What is needed → Copy out each line of the data that holds the word "кадастровым".

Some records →
◇ ◇ ◇

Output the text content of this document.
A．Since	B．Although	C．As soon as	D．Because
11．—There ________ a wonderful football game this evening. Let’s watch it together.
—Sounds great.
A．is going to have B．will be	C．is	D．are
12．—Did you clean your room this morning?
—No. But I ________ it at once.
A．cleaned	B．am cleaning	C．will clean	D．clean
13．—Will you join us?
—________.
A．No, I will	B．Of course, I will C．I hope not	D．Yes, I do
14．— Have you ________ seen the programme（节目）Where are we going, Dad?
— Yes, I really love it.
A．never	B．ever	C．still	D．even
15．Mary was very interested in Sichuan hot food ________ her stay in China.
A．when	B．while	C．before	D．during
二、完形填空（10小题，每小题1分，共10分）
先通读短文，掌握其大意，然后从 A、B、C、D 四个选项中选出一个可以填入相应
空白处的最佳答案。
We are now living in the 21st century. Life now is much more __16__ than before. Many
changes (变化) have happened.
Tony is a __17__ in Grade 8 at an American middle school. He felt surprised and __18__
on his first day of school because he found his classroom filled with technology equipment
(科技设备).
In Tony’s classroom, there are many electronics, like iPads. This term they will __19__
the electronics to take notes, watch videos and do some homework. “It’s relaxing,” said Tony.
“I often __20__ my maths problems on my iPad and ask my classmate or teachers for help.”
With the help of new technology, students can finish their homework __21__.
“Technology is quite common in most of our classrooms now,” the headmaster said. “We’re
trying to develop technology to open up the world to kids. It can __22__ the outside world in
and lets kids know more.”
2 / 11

◇ ◇ ◇

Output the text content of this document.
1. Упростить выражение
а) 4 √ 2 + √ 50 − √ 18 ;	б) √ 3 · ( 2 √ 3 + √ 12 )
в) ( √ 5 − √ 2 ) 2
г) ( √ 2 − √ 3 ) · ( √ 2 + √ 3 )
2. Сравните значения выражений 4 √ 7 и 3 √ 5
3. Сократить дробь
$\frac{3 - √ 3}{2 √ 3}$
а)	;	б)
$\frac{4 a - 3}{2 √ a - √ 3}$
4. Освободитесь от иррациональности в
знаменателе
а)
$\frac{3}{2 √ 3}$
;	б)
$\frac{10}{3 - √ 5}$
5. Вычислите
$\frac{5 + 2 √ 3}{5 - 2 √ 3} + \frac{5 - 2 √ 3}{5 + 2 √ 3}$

◇ ◇ ◇

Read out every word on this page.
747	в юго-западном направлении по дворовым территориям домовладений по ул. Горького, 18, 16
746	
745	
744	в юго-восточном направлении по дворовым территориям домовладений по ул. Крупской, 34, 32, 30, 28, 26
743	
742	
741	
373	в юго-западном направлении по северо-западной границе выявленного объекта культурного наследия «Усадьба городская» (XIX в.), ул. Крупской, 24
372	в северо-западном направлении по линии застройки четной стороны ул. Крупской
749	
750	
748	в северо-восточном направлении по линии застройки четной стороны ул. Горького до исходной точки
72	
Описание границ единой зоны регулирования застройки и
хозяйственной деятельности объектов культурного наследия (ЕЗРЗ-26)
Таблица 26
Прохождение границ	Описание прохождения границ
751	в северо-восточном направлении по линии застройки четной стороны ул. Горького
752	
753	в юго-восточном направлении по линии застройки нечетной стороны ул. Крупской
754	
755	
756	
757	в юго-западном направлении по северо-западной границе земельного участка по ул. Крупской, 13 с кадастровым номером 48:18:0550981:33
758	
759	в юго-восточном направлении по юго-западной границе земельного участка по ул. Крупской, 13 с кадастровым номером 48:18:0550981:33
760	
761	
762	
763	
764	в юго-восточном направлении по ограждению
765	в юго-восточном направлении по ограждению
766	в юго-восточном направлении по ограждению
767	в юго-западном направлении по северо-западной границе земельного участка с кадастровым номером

◇ ◇ ◇

Task result →
757	в юго-западном направлении по северо-западной границе земельного участка по ул. Крупской, 13 с кадастровым номером 48:18:0550981:33
759	в юго-восточном направлении по юго-западной границе земельного участка по ул. Крупской, 13 с кадастровым номером 48:18:0550981:33
767	в юго-западном направлении по северо-западной границе земельного участка с кадастровым номером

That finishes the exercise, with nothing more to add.